§ TASK TO CARRY OUT
Set down each record exactly as written.

--- start of DATA SUPPLIED ---

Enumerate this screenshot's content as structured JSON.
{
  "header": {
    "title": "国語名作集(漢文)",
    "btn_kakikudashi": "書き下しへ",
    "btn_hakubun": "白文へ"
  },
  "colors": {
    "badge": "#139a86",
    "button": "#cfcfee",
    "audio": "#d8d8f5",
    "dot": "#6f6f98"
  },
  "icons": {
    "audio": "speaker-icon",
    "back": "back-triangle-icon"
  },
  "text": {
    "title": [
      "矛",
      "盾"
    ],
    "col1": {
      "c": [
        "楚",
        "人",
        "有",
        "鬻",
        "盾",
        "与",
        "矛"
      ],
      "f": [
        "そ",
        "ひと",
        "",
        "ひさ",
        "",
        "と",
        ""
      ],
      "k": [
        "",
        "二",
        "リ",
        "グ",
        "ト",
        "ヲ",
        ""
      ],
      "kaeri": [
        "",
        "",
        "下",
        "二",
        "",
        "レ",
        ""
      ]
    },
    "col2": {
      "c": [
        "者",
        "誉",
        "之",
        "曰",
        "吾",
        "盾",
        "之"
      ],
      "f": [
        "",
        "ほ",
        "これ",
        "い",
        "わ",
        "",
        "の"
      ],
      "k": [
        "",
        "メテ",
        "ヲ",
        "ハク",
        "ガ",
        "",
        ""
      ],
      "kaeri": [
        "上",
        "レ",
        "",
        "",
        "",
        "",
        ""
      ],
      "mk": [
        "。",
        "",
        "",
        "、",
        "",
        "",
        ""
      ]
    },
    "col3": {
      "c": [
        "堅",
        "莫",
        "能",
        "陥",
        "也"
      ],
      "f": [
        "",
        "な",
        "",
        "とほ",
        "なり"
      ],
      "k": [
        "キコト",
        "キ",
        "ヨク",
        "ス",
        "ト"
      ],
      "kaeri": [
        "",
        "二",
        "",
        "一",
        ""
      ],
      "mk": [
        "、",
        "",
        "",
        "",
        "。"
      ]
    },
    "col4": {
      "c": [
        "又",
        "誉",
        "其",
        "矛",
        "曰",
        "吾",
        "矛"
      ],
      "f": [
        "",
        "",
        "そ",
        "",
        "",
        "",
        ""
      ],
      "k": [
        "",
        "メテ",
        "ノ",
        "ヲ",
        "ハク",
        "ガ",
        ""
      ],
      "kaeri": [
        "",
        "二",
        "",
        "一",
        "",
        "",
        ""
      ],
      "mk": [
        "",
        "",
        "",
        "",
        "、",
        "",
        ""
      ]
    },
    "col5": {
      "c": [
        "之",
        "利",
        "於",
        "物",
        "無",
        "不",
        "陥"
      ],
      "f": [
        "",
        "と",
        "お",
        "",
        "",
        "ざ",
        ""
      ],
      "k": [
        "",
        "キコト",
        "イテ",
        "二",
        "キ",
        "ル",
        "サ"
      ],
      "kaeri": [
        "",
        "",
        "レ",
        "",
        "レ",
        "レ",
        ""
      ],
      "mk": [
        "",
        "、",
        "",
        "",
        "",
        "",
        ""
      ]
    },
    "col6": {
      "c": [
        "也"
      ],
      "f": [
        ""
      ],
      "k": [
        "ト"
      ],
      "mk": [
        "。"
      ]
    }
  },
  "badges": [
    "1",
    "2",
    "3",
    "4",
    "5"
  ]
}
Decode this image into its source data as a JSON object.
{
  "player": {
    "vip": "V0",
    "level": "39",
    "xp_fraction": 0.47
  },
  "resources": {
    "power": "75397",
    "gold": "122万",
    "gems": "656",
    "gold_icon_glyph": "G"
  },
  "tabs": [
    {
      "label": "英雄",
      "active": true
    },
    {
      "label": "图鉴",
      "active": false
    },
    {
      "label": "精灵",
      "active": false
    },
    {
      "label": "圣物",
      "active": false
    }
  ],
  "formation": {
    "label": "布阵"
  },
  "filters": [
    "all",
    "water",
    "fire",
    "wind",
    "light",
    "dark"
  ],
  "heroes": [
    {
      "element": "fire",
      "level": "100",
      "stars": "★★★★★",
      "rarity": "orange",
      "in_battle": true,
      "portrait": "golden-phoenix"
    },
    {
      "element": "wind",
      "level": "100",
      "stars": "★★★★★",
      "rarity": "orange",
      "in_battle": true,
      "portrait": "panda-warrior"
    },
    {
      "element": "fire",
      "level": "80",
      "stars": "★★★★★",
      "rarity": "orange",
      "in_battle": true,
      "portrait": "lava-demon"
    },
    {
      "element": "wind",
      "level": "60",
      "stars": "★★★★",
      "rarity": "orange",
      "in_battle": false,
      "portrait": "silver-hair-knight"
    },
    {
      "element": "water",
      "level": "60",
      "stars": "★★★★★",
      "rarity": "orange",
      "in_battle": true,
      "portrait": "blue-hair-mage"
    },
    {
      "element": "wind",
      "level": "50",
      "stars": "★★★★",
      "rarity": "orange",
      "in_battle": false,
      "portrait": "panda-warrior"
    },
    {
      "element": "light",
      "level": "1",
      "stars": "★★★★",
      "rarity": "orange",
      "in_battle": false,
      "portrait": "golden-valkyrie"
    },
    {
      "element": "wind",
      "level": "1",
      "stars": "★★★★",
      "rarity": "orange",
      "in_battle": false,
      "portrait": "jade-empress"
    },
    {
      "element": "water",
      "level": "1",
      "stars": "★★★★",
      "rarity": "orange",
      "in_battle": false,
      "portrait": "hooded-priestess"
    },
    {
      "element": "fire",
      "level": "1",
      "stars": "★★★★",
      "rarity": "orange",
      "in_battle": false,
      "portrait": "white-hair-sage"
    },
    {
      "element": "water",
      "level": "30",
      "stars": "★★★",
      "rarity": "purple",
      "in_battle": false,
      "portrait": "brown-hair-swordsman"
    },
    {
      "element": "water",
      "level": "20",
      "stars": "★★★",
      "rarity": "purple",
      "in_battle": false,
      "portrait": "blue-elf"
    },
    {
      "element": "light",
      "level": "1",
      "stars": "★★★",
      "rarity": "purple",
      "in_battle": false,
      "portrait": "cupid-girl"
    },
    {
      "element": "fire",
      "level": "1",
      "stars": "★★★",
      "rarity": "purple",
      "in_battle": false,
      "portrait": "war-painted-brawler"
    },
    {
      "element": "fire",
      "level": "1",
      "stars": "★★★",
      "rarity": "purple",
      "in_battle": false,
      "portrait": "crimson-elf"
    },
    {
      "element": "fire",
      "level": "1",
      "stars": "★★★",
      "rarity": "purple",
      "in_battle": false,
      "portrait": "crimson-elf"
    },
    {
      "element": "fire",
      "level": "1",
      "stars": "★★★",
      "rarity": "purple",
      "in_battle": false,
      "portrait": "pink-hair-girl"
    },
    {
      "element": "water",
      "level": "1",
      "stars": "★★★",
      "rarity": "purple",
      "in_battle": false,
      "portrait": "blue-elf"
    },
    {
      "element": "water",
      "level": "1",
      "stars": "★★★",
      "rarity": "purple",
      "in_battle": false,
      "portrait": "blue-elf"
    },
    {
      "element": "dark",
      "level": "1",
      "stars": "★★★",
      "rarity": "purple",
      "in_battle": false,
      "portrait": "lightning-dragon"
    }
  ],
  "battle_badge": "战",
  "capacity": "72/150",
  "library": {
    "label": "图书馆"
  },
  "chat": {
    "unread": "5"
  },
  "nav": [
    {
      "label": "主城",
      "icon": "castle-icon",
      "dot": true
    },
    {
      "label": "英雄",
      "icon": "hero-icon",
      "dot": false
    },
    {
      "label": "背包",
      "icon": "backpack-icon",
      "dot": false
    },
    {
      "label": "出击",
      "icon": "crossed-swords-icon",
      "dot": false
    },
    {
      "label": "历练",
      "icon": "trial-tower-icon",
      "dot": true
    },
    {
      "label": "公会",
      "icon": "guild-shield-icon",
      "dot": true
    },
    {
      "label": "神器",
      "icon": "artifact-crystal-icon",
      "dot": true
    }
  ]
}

--- end of DATA SUPPLIED ---

§ SOLUTION TO THE EXERCISE
Enumerate this screenshot's content as structured JSON.
{
  "header": {
    "title": "国語名作集(漢文)",
    "btn_kakikudashi": "書き下しへ",
    "btn_hakubun": "白文へ"
  },
  "colors": {
    "badge": "#139a86",
    "button": "#cfcfee",
    "audio": "#d8d8f5",
    "dot": "#6f6f98"
  },
  "icons": {
    "audio": "speaker-icon",
    "back": "back-triangle-icon"
  },
  "text": {
    "title": [
      "矛",
      "盾"
    ],
    "col1": {
      "c": [
        "楚",
        "人",
        "有",
        "鬻",
        "盾",
        "与",
        "矛"
      ],
      "f": [
        "そ",
        "ひと",
        "",
        "ひさ",
        "",
        "と",
        ""
      ],
      "k": [
        "",
        "二",
        "リ",
        "グ",
        "ト",
        "ヲ",
        ""
      ],
      "kaeri": [
        "",
        "",
        "下",
        "二",
        "",
        "レ",
        ""
      ]
    },
    "col2": {
      "c": [
        "者",
        "誉",
        "之",
        "曰",
        "吾",
        "盾",
        "之"
      ],
      "f": [
        "",
        "ほ",
        "これ",
        "い",
        "わ",
        "",
        "の"
      ],
      "k": [
        "",
        "メテ",
        "ヲ",
        "ハク",
        "ガ",
        "",
        ""
      ],
      "kaeri": [
        "上",
        "レ",
        "",
        "",
        "",
        "",
        ""
      ],
      "mk": [
        "。",
        "",
        "",
        "、",
        "",
        "",
        ""
      ]
    },
    "col3": {
      "c": [
        "堅",
        "莫",
        "能",
        "陥",
        "也"
      ],
      "f": [
        "",
        "な",
        "",
        "とほ",
        "なり"
      ],
      "k": [
        "キコト",
        "キ",
        "ヨク",
        "ス",
        "ト"
      ],
      "kaeri": [
        "",
        "二",
        "",
        "一",
        ""
      ],
      "mk": [
        "、",
        "",
        "",
        "",
        "。"
      ]
    },
    "col4": {
      "c": [
        "又",
        "誉",
        "其",
        "矛",
        "曰",
        "吾",
        "矛"
      ],
      "f": [
        "",
        "",
        "そ",
        "",
        "",
        "",
        ""
      ],
      "k": [
        "",
        "メテ",
        "ノ",
        "ヲ",
        "ハク",
        "ガ",
        ""
      ],
      "kaeri": [
        "",
        "二",
        "",
        "一",
        "",
        "",
        ""
      ],
      "mk": [
        "",
        "",
        "",
        "",
        "、",
        "",
        ""
      ]
    },
    "col5": {
      "c": [
        "之",
        "利",
        "於",
        "物",
        "無",
        "不",
        "陥"
      ],
      "f": [
        "",
        "と",
        "お",
        "",
        "",
        "ざ",
        ""
      ],
      "k": [
        "",
        "キコト",
        "イテ",
        "二",
        "キ",
        "ル",
        "サ"
      ],
      "kaeri": [
        "",
        "",
        "レ",
        "",
        "レ",
        "レ",
        ""
      ],
      "mk": [
        "",
        "、",
        "",
        "",
        "",
        "",
        ""
      ]
    },
    "col6": {
      "c": [
        "也"
      ],
      "f": [
        ""
      ],
      "k": [
        "ト"
      ],
      "mk": [
        "。"
      ]
    }
  },
  "badges": [
    "1",
    "2",
    "3",
    "4",
    "5"
  ]
}
Decode this image into its source data as a JSON object.
{
  "player": {
    "vip": "V0",
    "level": "39",
    "xp_fraction": 0.47
  },
  "resources": {
    "power": "75397",
    "gold": "122万",
    "gems": "656",
    "gold_icon_glyph": "G"
  },
  "tabs": [
    {
      "label": "英雄",
      "active": true
    },
    {
      "label": "图鉴",
      "active": false
    },
    {
      "label": "精灵",
      "active": false
    },
    {
      "label": "圣物",
      "active": false
    }
  ],
  "formation": {
    "label": "布阵"
  },
  "filters": [
    "all",
    "water",
    "fire",
    "wind",
    "light",
    "dark"
  ],
  "heroes": [
    {
      "element": "fire",
      "level": "100",
      "stars": "★★★★★",
      "rarity": "orange",
      "in_battle": true,
      "portrait": "golden-phoenix"
    },
    {
      "element": "wind",
      "level": "100",
      "stars": "★★★★★",
      "rarity": "orange",
      "in_battle": true,
      "portrait": "panda-warrior"
    },
    {
      "element": "fire",
      "level": "80",
      "stars": "★★★★★",
      "rarity": "orange",
      "in_battle": true,
      "portrait": "lava-demon"
    },
    {
      "element": "wind",
      "level": "60",
      "stars": "★★★★",
      "rarity": "orange",
      "in_battle": false,
      "portrait": "silver-hair-knight"
    },
    {
      "element": "water",
      "level": "60",
      "stars": "★★★★★",
      "rarity": "orange",
      "in_battle": true,
      "portrait": "blue-hair-mage"
    },
    {
      "element": "wind",
      "level": "50",
      "stars": "★★★★",
      "rarity": "orange",
      "in_battle": false,
      "portrait": "panda-warrior"
    },
    {
      "element": "light",
      "level": "1",
      "stars": "★★★★",
      "rarity": "orange",
      "in_battle": false,
      "portrait": "golden-valkyrie"
    },
    {
      "element": "wind",
      "level": "1",
      "stars": "★★★★",
      "rarity": "orange",
      "in_battle": false,
      "portrait": "jade-empress"
    },
    {
      "element": "water",
      "level": "1",
      "stars": "★★★★",
      "rarity": "orange",
      "in_battle": false,
      "portrait": "hooded-priestess"
    },
    {
      "element": "fire",
      "level": "1",
      "stars": "★★★★",
      "rarity": "orange",
      "in_battle": false,
      "portrait": "white-hair-sage"
    },
    {
      "element": "water",
      "level": "30",
      "stars": "★★★",
      "rarity": "purple",
      "in_battle": false,
      "portrait": "brown-hair-swordsman"
    },
    {
      "element": "water",
      "level": "20",
      "stars": "★★★",
      "rarity": "purple",
      "in_battle": false,
      "portrait": "blue-elf"
    },
    {
      "element": "light",
      "level": "1",
      "stars": "★★★",
      "rarity": "purple",
      "in_battle": false,
      "portrait": "cupid-girl"
    },
    {
      "element": "fire",
      "level": "1",
      "stars": "★★★",
      "rarity": "purple",
      "in_battle": false,
      "portrait": "war-painted-brawler"
    },
    {
      "element": "fire",
      "level": "1",
      "stars": "★★★",
      "rarity": "purple",
      "in_battle": false,
      "portrait": "crimson-elf"
    },
    {
      "element": "fire",
      "level": "1",
      "stars": "★★★",
      "rarity": "purple",
      "in_battle": false,
      "portrait": "crimson-elf"
    },
    {
      "element": "fire",
      "level": "1",
      "stars": "★★★",
      "rarity": "purple",
      "in_battle": false,
      "portrait": "pink-hair-girl"
    },
    {
      "element": "water",
      "level": "1",
      "stars": "★★★",
      "rarity": "purple",
      "in_battle": false,
      "portrait": "blue-elf"
    },
    {
      "element": "water",
      "level": "1",
      "stars": "★★★",
      "rarity": "purple",
      "in_battle": false,
      "portrait": "blue-elf"
    },
    {
      "element": "dark",
      "level": "1",
      "stars": "★★★",
      "rarity": "purple",
      "in_battle": false,
      "portrait": "lightning-dragon"
    }
  ],
  "battle_badge": "战",
  "capacity": "72/150",
  "library": {
    "label": "图书馆"
  },
  "chat": {
    "unread": "5"
  },
  "nav": [
    {
      "label": "主城",
      "icon": "castle-icon",
      "dot": true
    },
    {
      "label": "英雄",
      "icon": "hero-icon",
      "dot": false
    },
    {
      "label": "背包",
      "icon": "backpack-icon",
      "dot": false
    },
    {
      "label": "出击",
      "icon": "crossed-swords-icon",
      "dot": false
    },
    {
      "label": "历练",
      "icon": "trial-tower-icon",
      "dot": true
    },
    {
      "label": "公会",
      "icon": "guild-shield-icon",
      "dot": true
    },
    {
      "label": "神器",
      "icon": "artifact-crystal-icon",
      "dot": true
    }
  ]
}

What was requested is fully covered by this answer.